Restate the listing that follows word for word, without its pictures.

[Data entries]
--------

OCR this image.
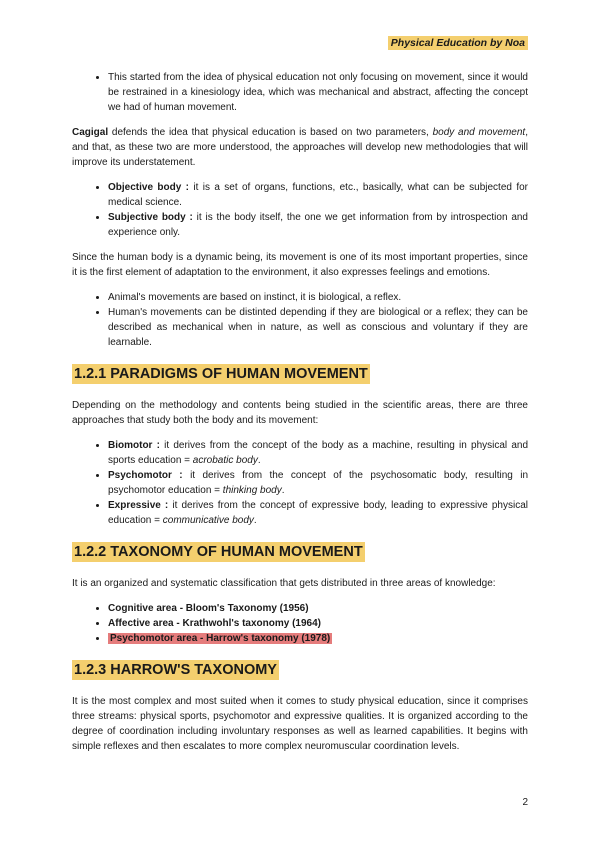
Physical Education by Noa
• This started from the idea of physical education not only focusing on movement, since it would be restrained in a kinesiology idea, which was mechanical and abstract, affecting the concept we had of human movement.

Cagigal defends the idea that physical education is based on two parameters, body and movement, and that, as these two are more understood, the approaches will develop new methodologies that will improve its understatement.

• Objective body : it is a set of organs, functions, etc., basically, what can be subjected for medical science.
• Subjective body : it is the body itself, the one we get information from by introspection and experience only.

Since the human body is a dynamic being, its movement is one of its most important properties, since it is the first element of adaptation to the environment, it also expresses feelings and emotions.

• Animal's movements are based on instinct, it is biological, a reflex.
• Human's movements can be distinted depending if they are biological or a reflex; they can be described as mechanical when in nature, as well as conscious and voluntary if they are learnable.
1.2.1 PARADIGMS OF HUMAN MOVEMENT

Depending on the methodology and contents being studied in the scientific areas, there are three approaches that study both the body and its movement:

• Biomotor : it derives from the concept of the body as a machine, resulting in physical and sports education = acrobatic body.
• Psychomotor : it derives from the concept of the psychosomatic body, resulting in psychomotor education = thinking body.
• Expressive : it derives from the concept of expressive body, leading to expressive physical education = communicative body.
1.2.2 TAXONOMY OF HUMAN MOVEMENT

It is an organized and systematic classification that gets distributed in three areas of knowledge:

• Cognitive area - Bloom's Taxonomy (1956)
• Affective area - Krathwohl's taxonomy (1964)
• Psychomotor area - Harrow's taxonomy (1978)
1.2.3 HARROW'S TAXONOMY

It is the most complex and most suited when it comes to study physical education, since it comprises three streams: physical sports, psychomotor and expressive qualities. It is organized according to the degree of coordination including involuntary responses as well as learned capabilities. It begins with simple reflexes and then escalates to more complex neuromuscular coordination levels.

2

--------

SOLUTION TO THE EXERCISE
OCR this image.
Physical Education by Noa
• This started from the idea of physical education not only focusing on movement, since it would be restrained in a kinesiology idea, which was mechanical and abstract, affecting the concept we had of human movement.

Cagigal defends the idea that physical education is based on two parameters, body and movement, and that, as these two are more understood, the approaches will develop new methodologies that will improve its understatement.

• Objective body : it is a set of organs, functions, etc., basically, what can be subjected for medical science.
• Subjective body : it is the body itself, the one we get information from by introspection and experience only.

Since the human body is a dynamic being, its movement is one of its most important properties, since it is the first element of adaptation to the environment, it also expresses feelings and emotions.

• Animal's movements are based on instinct, it is biological, a reflex.
• Human's movements can be distinted depending if they are biological or a reflex; they can be described as mechanical when in nature, as well as conscious and voluntary if they are learnable.
1.2.1 PARADIGMS OF HUMAN MOVEMENT

Depending on the methodology and contents being studied in the scientific areas, there are three approaches that study both the body and its movement:

• Biomotor : it derives from the concept of the body as a machine, resulting in physical and sports education = acrobatic body.
• Psychomotor : it derives from the concept of the psychosomatic body, resulting in psychomotor education = thinking body.
• Expressive : it derives from the concept of expressive body, leading to expressive physical education = communicative body.
1.2.2 TAXONOMY OF HUMAN MOVEMENT

It is an organized and systematic classification that gets distributed in three areas of knowledge:

• Cognitive area - Bloom's Taxonomy (1956)
• Affective area - Krathwohl's taxonomy (1964)
• Psychomotor area - Harrow's taxonomy (1978)
1.2.3 HARROW'S TAXONOMY

It is the most complex and most suited when it comes to study physical education, since it comprises three streams: physical sports, psychomotor and expressive qualities. It is organized according to the degree of coordination including involuntary responses as well as learned capabilities. It begins with simple reflexes and then escalates to more complex neuromuscular coordination levels.

2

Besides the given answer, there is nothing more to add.